▶ _EXERCISE DESCRIPTION_
Go through the material below and copy each line where the word "معاوية" appears.

▶ _Rows from a dataset_
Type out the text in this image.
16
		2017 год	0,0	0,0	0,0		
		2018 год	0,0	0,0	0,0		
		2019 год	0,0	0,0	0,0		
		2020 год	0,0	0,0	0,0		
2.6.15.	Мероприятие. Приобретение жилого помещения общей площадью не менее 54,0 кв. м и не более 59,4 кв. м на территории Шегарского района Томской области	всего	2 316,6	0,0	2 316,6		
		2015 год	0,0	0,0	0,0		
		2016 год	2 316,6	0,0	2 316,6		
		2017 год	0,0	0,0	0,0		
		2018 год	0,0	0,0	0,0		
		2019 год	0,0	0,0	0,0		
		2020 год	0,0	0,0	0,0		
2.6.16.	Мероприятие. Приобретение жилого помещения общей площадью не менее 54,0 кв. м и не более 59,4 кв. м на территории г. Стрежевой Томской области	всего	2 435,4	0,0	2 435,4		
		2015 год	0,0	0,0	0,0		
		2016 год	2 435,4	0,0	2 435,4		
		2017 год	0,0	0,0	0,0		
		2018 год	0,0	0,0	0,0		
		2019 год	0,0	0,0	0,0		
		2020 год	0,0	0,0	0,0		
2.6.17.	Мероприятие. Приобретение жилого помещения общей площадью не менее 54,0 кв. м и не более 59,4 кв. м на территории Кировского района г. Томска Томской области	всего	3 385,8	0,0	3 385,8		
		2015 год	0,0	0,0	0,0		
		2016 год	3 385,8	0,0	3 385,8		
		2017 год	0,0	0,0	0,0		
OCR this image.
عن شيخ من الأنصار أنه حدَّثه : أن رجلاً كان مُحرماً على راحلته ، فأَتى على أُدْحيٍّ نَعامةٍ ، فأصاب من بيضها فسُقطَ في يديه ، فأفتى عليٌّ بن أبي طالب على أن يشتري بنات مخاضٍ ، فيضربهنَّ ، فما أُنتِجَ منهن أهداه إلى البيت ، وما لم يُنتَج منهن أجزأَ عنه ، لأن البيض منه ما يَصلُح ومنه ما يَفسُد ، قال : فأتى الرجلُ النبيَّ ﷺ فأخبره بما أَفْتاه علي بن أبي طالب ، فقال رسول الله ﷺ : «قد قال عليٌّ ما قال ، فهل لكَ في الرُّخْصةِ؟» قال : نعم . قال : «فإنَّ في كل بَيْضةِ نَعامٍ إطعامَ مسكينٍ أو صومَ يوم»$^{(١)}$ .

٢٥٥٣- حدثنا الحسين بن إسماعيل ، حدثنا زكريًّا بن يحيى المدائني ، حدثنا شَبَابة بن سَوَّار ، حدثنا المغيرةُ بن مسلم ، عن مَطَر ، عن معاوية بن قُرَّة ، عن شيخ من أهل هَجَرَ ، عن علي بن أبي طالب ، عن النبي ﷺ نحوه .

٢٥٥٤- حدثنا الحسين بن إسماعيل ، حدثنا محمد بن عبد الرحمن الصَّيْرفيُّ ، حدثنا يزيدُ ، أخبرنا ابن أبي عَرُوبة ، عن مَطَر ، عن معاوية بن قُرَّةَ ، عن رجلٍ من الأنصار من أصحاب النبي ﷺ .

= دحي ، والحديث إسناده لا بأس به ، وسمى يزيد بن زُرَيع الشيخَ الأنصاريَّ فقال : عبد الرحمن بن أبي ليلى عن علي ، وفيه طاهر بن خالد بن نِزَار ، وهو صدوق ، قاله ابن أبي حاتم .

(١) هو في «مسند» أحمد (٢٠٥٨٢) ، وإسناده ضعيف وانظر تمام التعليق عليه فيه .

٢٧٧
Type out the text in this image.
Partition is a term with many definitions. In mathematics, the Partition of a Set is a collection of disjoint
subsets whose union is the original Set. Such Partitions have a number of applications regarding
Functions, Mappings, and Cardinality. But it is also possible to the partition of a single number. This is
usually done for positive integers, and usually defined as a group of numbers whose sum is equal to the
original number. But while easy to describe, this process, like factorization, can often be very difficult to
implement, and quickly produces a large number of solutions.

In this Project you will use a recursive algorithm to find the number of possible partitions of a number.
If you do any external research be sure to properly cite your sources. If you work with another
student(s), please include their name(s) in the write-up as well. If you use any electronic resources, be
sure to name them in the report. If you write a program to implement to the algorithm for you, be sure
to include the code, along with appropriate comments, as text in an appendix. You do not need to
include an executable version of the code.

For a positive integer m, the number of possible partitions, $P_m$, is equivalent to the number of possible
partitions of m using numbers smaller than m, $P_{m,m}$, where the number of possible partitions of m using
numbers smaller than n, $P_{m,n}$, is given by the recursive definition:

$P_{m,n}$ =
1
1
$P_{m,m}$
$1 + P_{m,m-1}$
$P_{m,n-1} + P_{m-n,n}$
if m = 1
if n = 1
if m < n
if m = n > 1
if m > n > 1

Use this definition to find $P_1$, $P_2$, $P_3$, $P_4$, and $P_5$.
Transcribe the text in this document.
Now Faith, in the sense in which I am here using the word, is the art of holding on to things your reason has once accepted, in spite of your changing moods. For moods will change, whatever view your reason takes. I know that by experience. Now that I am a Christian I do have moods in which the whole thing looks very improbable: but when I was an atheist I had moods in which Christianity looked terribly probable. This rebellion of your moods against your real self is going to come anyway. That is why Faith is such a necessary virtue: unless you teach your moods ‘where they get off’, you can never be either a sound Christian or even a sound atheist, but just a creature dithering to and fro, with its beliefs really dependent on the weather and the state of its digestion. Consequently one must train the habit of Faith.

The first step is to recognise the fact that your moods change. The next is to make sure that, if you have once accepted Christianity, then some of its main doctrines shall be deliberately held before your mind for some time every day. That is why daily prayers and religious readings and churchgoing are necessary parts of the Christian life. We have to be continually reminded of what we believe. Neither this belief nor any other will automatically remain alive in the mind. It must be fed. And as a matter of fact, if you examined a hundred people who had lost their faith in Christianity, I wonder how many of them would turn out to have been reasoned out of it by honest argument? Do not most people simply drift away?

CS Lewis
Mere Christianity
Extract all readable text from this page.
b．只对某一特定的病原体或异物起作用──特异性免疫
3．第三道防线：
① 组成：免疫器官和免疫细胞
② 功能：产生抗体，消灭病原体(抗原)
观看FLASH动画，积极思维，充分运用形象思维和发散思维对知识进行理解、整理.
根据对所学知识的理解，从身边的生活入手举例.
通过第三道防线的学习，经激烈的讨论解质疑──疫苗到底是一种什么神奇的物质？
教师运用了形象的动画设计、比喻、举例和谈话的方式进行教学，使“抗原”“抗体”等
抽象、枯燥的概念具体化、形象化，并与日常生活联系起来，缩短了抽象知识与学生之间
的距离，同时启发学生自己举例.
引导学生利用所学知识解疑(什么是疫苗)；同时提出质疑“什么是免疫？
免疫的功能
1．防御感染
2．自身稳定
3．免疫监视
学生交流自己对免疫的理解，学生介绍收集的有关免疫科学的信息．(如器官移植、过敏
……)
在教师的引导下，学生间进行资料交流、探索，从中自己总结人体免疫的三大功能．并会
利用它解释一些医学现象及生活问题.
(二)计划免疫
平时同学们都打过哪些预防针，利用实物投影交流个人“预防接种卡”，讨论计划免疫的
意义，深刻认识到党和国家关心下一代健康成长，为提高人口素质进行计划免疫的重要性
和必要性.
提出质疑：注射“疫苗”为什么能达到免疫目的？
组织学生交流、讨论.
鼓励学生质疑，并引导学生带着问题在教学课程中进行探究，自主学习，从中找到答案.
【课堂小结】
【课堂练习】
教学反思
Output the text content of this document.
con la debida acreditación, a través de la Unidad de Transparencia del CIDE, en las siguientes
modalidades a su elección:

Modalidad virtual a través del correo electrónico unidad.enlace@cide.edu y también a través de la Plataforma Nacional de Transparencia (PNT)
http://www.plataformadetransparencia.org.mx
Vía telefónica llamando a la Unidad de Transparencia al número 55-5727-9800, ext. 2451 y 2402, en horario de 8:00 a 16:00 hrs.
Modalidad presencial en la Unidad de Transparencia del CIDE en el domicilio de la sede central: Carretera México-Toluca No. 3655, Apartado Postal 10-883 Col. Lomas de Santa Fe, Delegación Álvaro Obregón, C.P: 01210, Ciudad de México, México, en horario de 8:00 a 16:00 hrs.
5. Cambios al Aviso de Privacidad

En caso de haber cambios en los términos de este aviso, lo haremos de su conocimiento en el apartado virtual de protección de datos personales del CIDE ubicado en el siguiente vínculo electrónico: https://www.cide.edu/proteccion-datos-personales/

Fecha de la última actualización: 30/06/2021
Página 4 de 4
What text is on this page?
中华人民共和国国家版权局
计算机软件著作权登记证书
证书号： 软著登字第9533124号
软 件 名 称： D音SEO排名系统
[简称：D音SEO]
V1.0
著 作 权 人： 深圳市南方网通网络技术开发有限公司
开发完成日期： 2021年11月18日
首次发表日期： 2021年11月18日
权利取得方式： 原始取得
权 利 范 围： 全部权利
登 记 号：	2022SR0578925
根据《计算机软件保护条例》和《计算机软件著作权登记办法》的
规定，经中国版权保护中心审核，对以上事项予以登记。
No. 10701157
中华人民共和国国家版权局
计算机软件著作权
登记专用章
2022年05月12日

▶ _WORKED ANSWER_
٢٥٥٣- حدثنا الحسين بن إسماعيل ، حدثنا زكريًّا بن يحيى المدائني ، حدثنا شَبَابة بن سَوَّار ، حدثنا المغيرةُ بن مسلم ، عن مَطَر ، عن معاوية بن قُرَّة ، عن شيخ من أهل هَجَرَ ، عن علي بن أبي طالب ، عن النبي ﷺ نحوه .
٢٥٥٤- حدثنا الحسين بن إسماعيل ، حدثنا محمد بن عبد الرحمن الصَّيْرفيُّ ، حدثنا يزيدُ ، أخبرنا ابن أبي عَرُوبة ، عن مَطَر ، عن معاوية بن قُرَّةَ ، عن رجلٍ من الأنصار من أصحاب النبي ﷺ .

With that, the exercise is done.